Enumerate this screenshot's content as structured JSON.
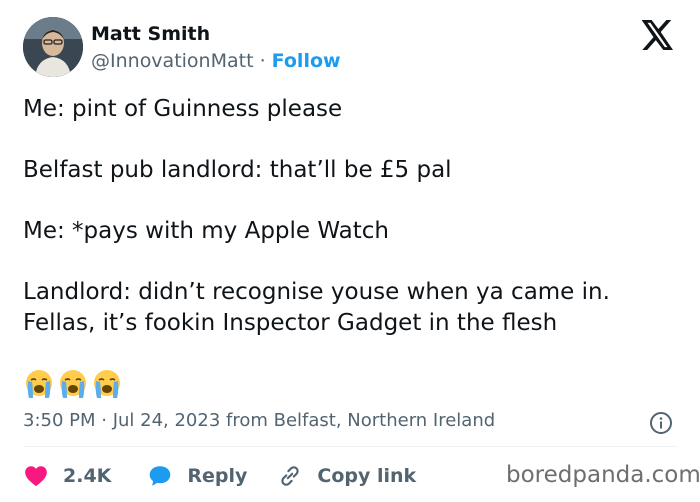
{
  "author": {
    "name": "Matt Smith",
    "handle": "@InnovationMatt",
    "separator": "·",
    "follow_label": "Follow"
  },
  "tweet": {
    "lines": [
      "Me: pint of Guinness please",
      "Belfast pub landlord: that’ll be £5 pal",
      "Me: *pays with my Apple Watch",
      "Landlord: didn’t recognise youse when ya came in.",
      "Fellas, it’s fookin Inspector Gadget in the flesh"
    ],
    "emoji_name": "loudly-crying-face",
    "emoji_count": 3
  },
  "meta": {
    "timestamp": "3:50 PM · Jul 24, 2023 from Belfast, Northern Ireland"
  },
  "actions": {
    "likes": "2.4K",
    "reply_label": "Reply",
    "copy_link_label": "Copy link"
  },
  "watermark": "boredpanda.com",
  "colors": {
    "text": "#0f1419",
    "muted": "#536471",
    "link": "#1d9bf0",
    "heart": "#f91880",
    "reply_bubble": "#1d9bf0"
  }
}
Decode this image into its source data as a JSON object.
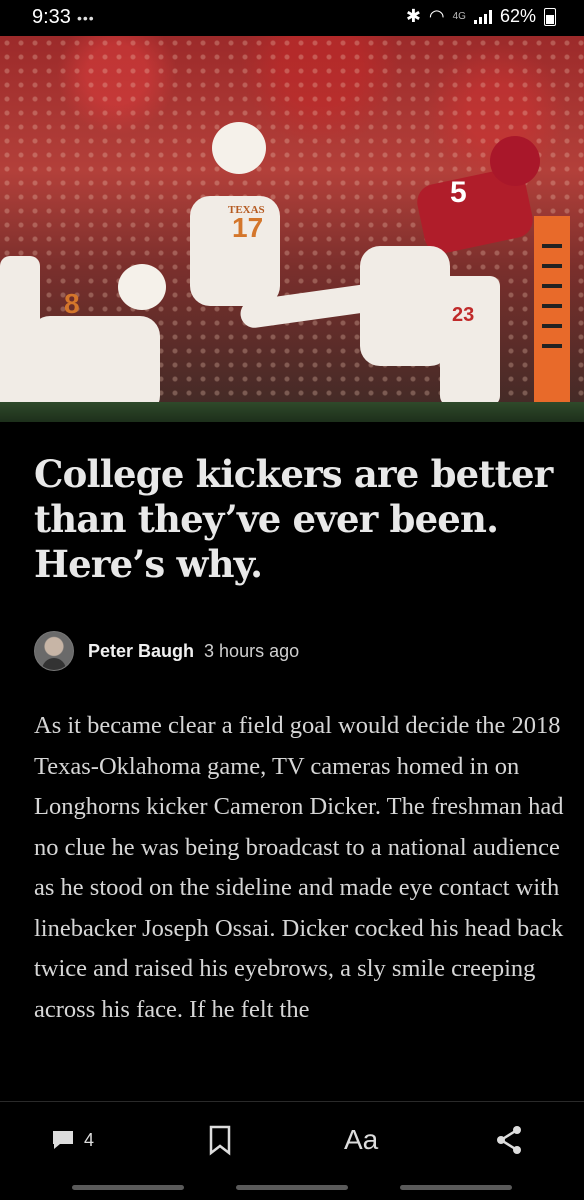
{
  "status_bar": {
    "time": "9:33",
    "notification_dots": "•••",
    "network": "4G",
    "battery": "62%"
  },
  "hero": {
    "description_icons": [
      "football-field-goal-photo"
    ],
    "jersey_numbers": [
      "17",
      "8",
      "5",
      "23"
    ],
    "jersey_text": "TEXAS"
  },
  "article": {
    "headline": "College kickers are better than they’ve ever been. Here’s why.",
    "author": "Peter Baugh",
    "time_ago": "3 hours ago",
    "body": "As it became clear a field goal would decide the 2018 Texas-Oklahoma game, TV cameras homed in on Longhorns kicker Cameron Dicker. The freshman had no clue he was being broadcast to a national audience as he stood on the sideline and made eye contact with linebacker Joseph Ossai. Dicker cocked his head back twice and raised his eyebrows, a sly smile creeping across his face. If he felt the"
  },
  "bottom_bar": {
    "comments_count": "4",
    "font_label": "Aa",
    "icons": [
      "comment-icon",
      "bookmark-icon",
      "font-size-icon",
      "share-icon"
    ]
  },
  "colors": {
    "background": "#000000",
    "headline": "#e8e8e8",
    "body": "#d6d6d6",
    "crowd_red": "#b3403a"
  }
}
────────
Instruction —
Copy the lines starting at the line that contains "Decode this image" and running to the final line of the entries, inclusive; omit all pictures.

Output of the task —
Decode this image into its source data as a JSON object.
{
  "status_bar": {
    "time": "9:33",
    "notification_dots": "•••",
    "network": "4G",
    "battery": "62%"
  },
  "hero": {
    "description_icons": [
      "football-field-goal-photo"
    ],
    "jersey_numbers": [
      "17",
      "8",
      "5",
      "23"
    ],
    "jersey_text": "TEXAS"
  },
  "article": {
    "headline": "College kickers are better than they’ve ever been. Here’s why.",
    "author": "Peter Baugh",
    "time_ago": "3 hours ago",
    "body": "As it became clear a field goal would decide the 2018 Texas-Oklahoma game, TV cameras homed in on Longhorns kicker Cameron Dicker. The freshman had no clue he was being broadcast to a national audience as he stood on the sideline and made eye contact with linebacker Joseph Ossai. Dicker cocked his head back twice and raised his eyebrows, a sly smile creeping across his face. If he felt the"
  },
  "bottom_bar": {
    "comments_count": "4",
    "font_label": "Aa",
    "icons": [
      "comment-icon",
      "bookmark-icon",
      "font-size-icon",
      "share-icon"
    ]
  },
  "colors": {
    "background": "#000000",
    "headline": "#e8e8e8",
    "body": "#d6d6d6",
    "crowd_red": "#b3403a"
  }
}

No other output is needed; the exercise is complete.